Exactly repeat all the records below, omitting the images they hold.
## Begin
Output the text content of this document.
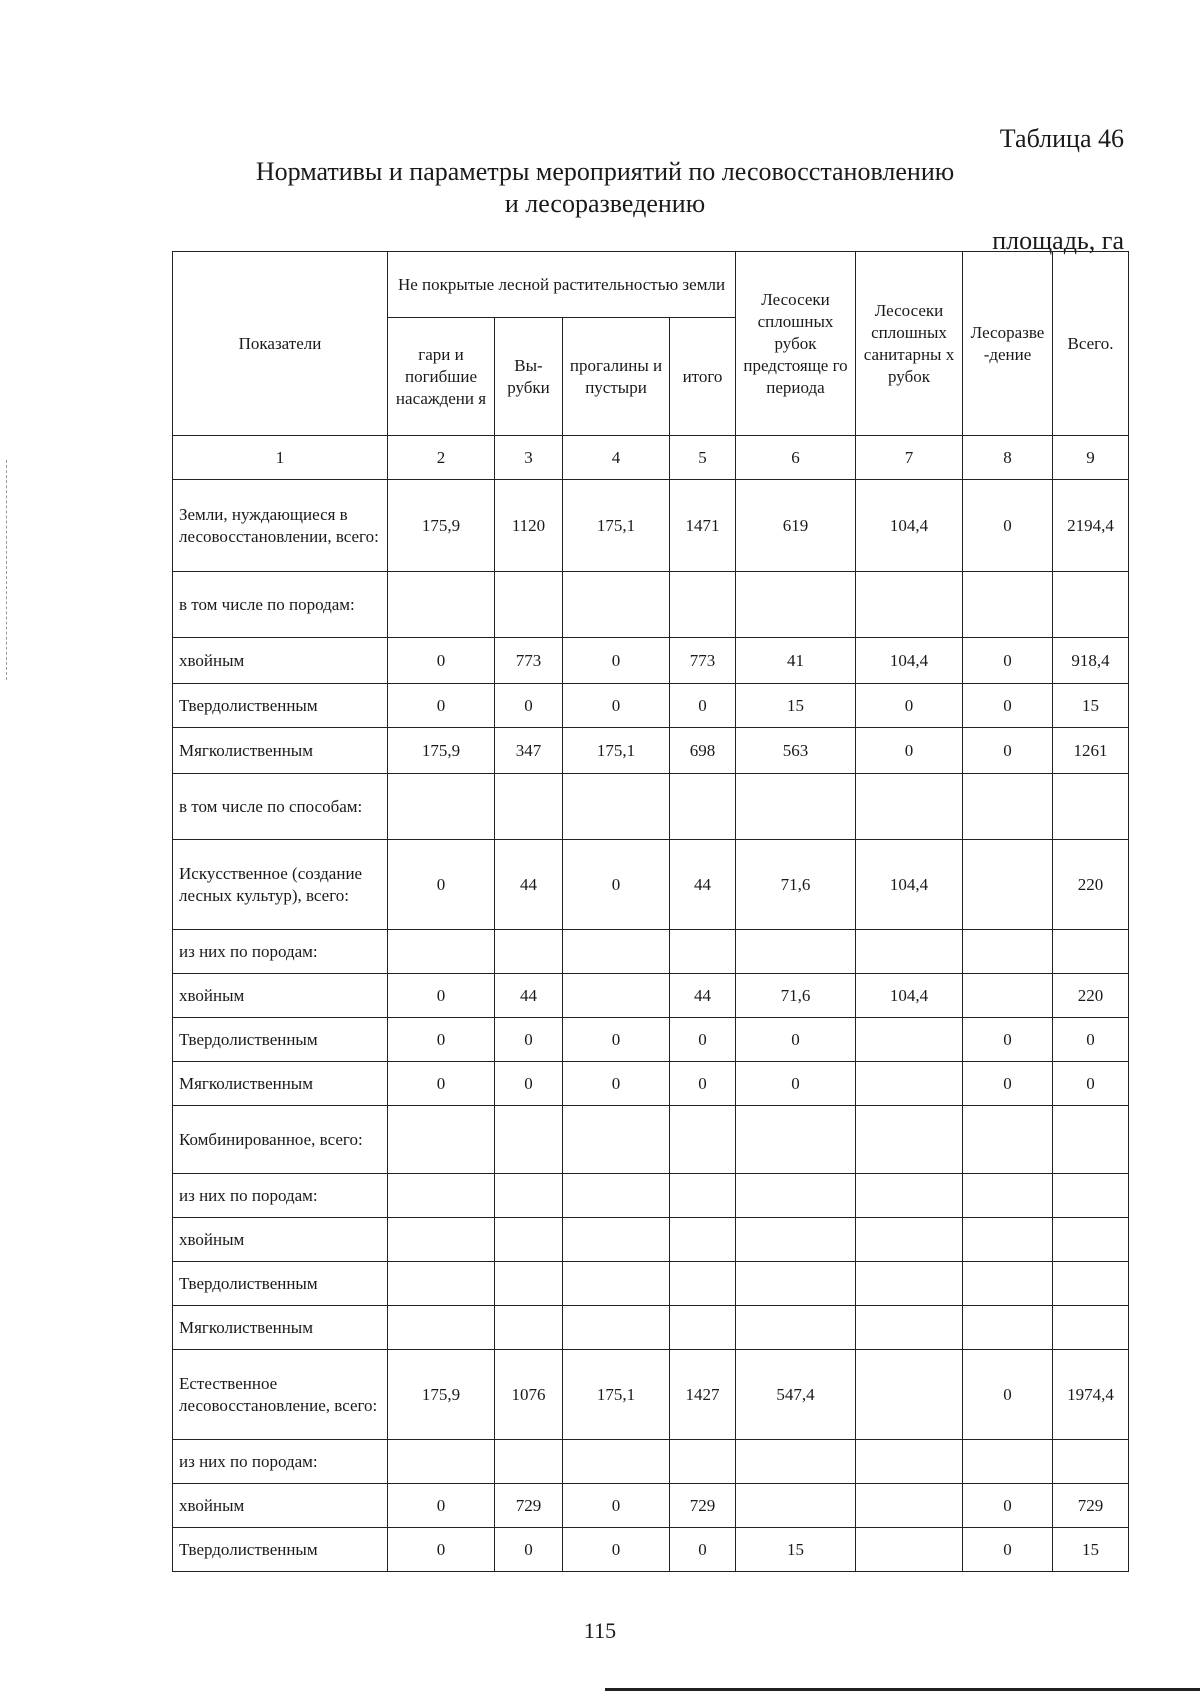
Таблица 46
Нормативы и параметры мероприятий по лесовосстановлению
и лесоразведению
площадь, га
Показатели	Не покрытые лесной растительностью земли				Лесосеки сплошных рубок предстояще го периода	Лесосеки сплошных санитарны х рубок	Лесоразве -дение	Всего.
	гари и погибшие насаждени я	Вы- рубки	прогалины и пустыри	итого				
1	2	3	4	5	6	7	8	9
Земли, нуждающиеся в лесовосстановлении, всего:	175,9	1120	175,1	1471	619	104,4	0	2194,4
в том числе по породам:								
хвойным	0	773	0	773	41	104,4	0	918,4
Твердолиственным	0	0	0	0	15	0	0	15
Мягколиственным	175,9	347	175,1	698	563	0	0	1261
в том числе по способам:								
Искусственное (создание лесных культур), всего:	0	44	0	44	71,6	104,4		220
из них по породам:								
хвойным	0	44		44	71,6	104,4		220
Твердолиственным	0	0	0	0	0		0	0
Мягколиственным	0	0	0	0	0		0	0
Комбинированное, всего:								
из них по породам:								
хвойным								
Твердолиственным								
Мягколиственным								
Естественное лесовосстановление, всего:	175,9	1076	175,1	1427	547,4		0	1974,4
из них по породам:								
хвойным	0	729	0	729			0	729
Твердолиственным	0	0	0	0	15		0	15
115
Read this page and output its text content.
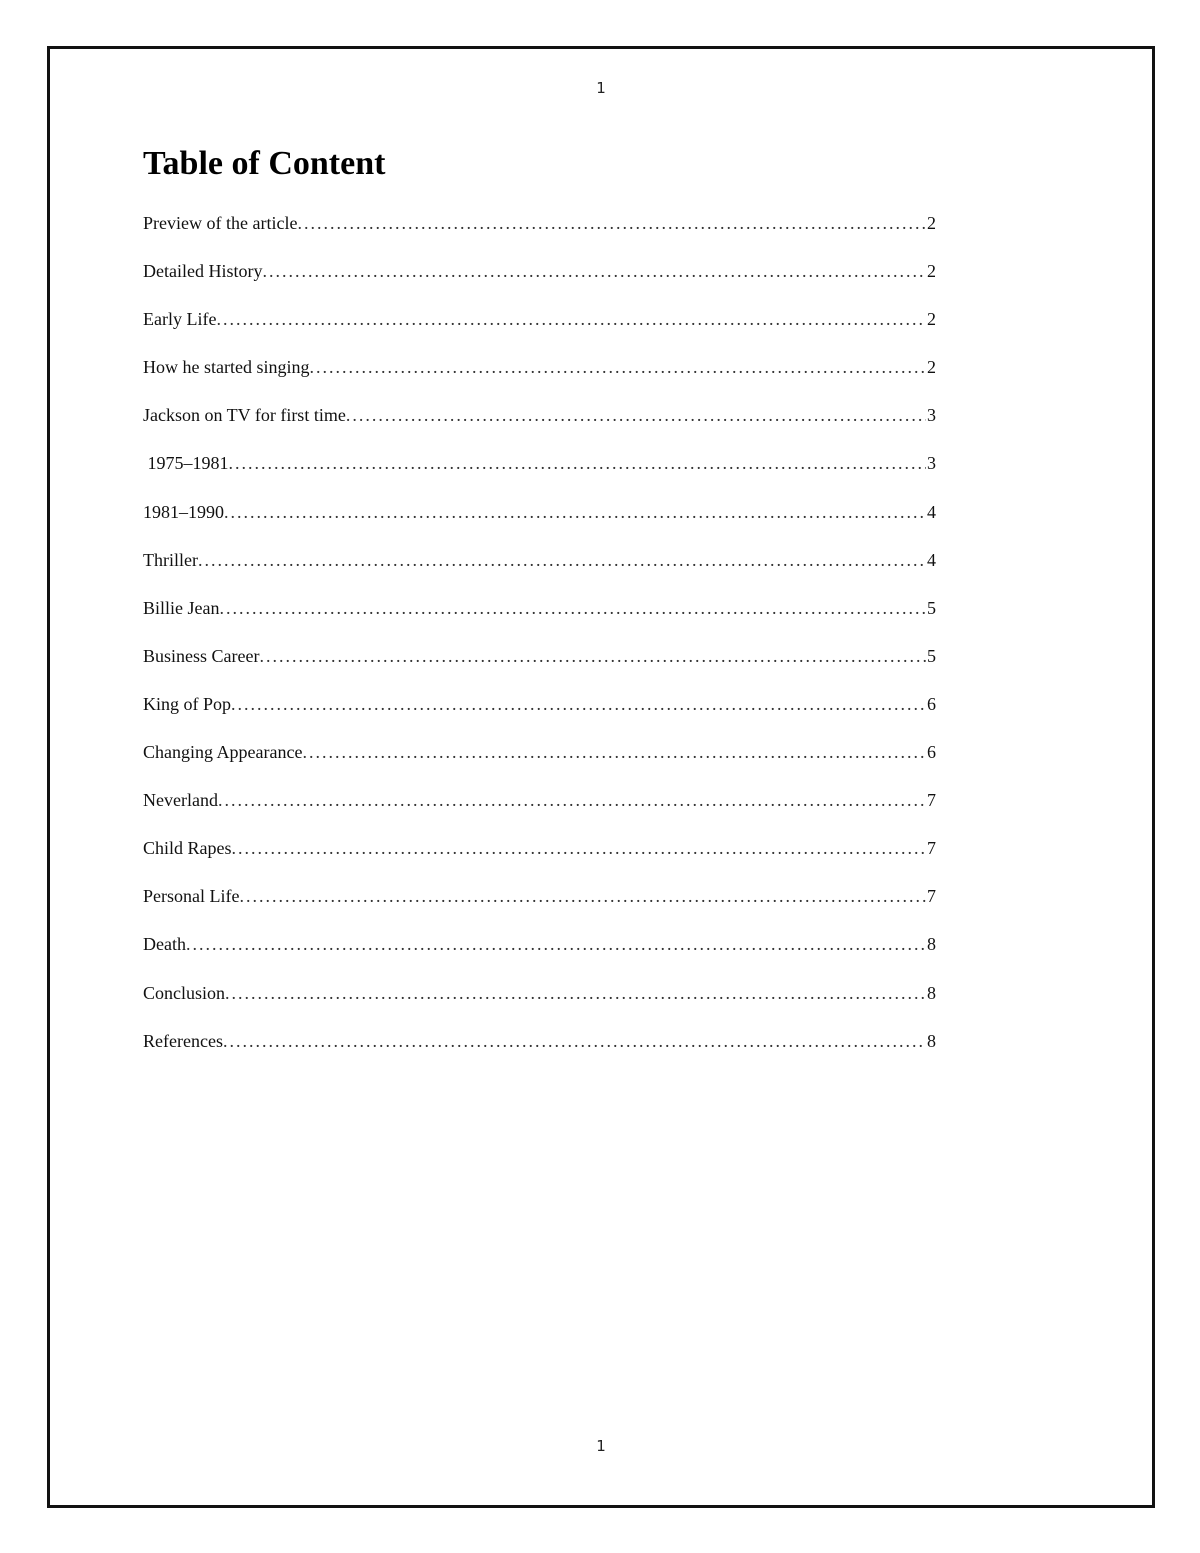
1
Table of Content
Preview of the article .....	2
Detailed History .....	2
Early Life .....	2
How he started singing .....	2
Jackson on TV for first time .....	3
1975–1981 .....	3
1981–1990 .....	4
Thriller .....	4
Billie Jean .....	5
Business Career .....	5
King of Pop .....	6
Changing Appearance .....	6
Neverland .....	7
Child Rapes .....	7
Personal Life .....	7
Death .....	8
Conclusion .....	8
References .....	8
1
## End
■ **Complete response**:
Output the text content of this document.
Таблица 46
Нормативы и параметры мероприятий по лесовосстановлению
и лесоразведению
площадь, га
Показатели	Не покрытые лесной растительностью земли				Лесосеки сплошных рубок предстояще го периода	Лесосеки сплошных санитарны х рубок	Лесоразве -дение	Всего.
	гари и погибшие насаждени я	Вы- рубки	прогалины и пустыри	итого				
1	2	3	4	5	6	7	8	9
Земли, нуждающиеся в лесовосстановлении, всего:	175,9	1120	175,1	1471	619	104,4	0	2194,4
в том числе по породам:								
хвойным	0	773	0	773	41	104,4	0	918,4
Твердолиственным	0	0	0	0	15	0	0	15
Мягколиственным	175,9	347	175,1	698	563	0	0	1261
в том числе по способам:								
Искусственное (создание лесных культур), всего:	0	44	0	44	71,6	104,4		220
из них по породам:								
хвойным	0	44		44	71,6	104,4		220
Твердолиственным	0	0	0	0	0		0	0
Мягколиственным	0	0	0	0	0		0	0
Комбинированное, всего:								
из них по породам:								
хвойным								
Твердолиственным								
Мягколиственным								
Естественное лесовосстановление, всего:	175,9	1076	175,1	1427	547,4		0	1974,4
из них по породам:								
хвойным	0	729	0	729			0	729
Твердолиственным	0	0	0	0	15		0	15
115
Read this page and output its text content.
1
Table of Content
Preview of the article .....	2
Detailed History .....	2
Early Life .....	2
How he started singing .....	2
Jackson on TV for first time .....	3
1975–1981 .....	3
1981–1990 .....	4
Thriller .....	4
Billie Jean .....	5
Business Career .....	5
King of Pop .....	6
Changing Appearance .....	6
Neverland .....	7
Child Rapes .....	7
Personal Life .....	7
Death .....	8
Conclusion .....	8
References .....	8
1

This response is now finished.